**AIM OF THE EXERCISE**
Write out, precisely and in full, each line of the material.

[Data extracted from a collection]
= = = = = = =

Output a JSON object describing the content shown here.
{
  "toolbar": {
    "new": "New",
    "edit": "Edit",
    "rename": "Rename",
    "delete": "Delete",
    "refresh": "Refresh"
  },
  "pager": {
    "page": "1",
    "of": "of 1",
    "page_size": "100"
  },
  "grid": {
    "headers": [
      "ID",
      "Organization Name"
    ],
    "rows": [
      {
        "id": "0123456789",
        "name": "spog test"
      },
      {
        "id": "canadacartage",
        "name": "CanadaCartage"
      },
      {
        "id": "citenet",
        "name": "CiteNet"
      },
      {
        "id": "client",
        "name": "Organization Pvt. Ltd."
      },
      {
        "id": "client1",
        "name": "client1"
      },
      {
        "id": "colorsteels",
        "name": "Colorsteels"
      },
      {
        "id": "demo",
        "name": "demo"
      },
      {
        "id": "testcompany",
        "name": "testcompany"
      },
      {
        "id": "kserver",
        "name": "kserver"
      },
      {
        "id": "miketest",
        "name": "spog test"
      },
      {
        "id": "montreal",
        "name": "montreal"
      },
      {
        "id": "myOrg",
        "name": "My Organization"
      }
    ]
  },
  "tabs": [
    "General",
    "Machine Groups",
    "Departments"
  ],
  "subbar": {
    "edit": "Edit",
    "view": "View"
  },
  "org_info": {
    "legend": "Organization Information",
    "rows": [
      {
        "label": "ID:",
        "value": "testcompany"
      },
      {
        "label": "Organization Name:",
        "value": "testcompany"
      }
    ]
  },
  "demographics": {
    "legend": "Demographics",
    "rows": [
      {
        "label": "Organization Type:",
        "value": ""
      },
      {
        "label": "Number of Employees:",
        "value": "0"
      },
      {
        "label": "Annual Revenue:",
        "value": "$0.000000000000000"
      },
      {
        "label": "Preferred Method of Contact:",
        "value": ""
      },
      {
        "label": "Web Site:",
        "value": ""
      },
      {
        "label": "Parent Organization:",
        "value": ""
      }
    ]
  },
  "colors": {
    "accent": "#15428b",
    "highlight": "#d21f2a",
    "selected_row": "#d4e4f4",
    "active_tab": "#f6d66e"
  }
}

= = = = = = =

**RESULT OF THE EXERCISE**
Output a JSON object describing the content shown here.
{
  "toolbar": {
    "new": "New",
    "edit": "Edit",
    "rename": "Rename",
    "delete": "Delete",
    "refresh": "Refresh"
  },
  "pager": {
    "page": "1",
    "of": "of 1",
    "page_size": "100"
  },
  "grid": {
    "headers": [
      "ID",
      "Organization Name"
    ],
    "rows": [
      {
        "id": "0123456789",
        "name": "spog test"
      },
      {
        "id": "canadacartage",
        "name": "CanadaCartage"
      },
      {
        "id": "citenet",
        "name": "CiteNet"
      },
      {
        "id": "client",
        "name": "Organization Pvt. Ltd."
      },
      {
        "id": "client1",
        "name": "client1"
      },
      {
        "id": "colorsteels",
        "name": "Colorsteels"
      },
      {
        "id": "demo",
        "name": "demo"
      },
      {
        "id": "testcompany",
        "name": "testcompany"
      },
      {
        "id": "kserver",
        "name": "kserver"
      },
      {
        "id": "miketest",
        "name": "spog test"
      },
      {
        "id": "montreal",
        "name": "montreal"
      },
      {
        "id": "myOrg",
        "name": "My Organization"
      }
    ]
  },
  "tabs": [
    "General",
    "Machine Groups",
    "Departments"
  ],
  "subbar": {
    "edit": "Edit",
    "view": "View"
  },
  "org_info": {
    "legend": "Organization Information",
    "rows": [
      {
        "label": "ID:",
        "value": "testcompany"
      },
      {
        "label": "Organization Name:",
        "value": "testcompany"
      }
    ]
  },
  "demographics": {
    "legend": "Demographics",
    "rows": [
      {
        "label": "Organization Type:",
        "value": ""
      },
      {
        "label": "Number of Employees:",
        "value": "0"
      },
      {
        "label": "Annual Revenue:",
        "value": "$0.000000000000000"
      },
      {
        "label": "Preferred Method of Contact:",
        "value": ""
      },
      {
        "label": "Web Site:",
        "value": ""
      },
      {
        "label": "Parent Organization:",
        "value": ""
      }
    ]
  },
  "colors": {
    "accent": "#15428b",
    "highlight": "#d21f2a",
    "selected_row": "#d4e4f4",
    "active_tab": "#f6d66e"
  }
}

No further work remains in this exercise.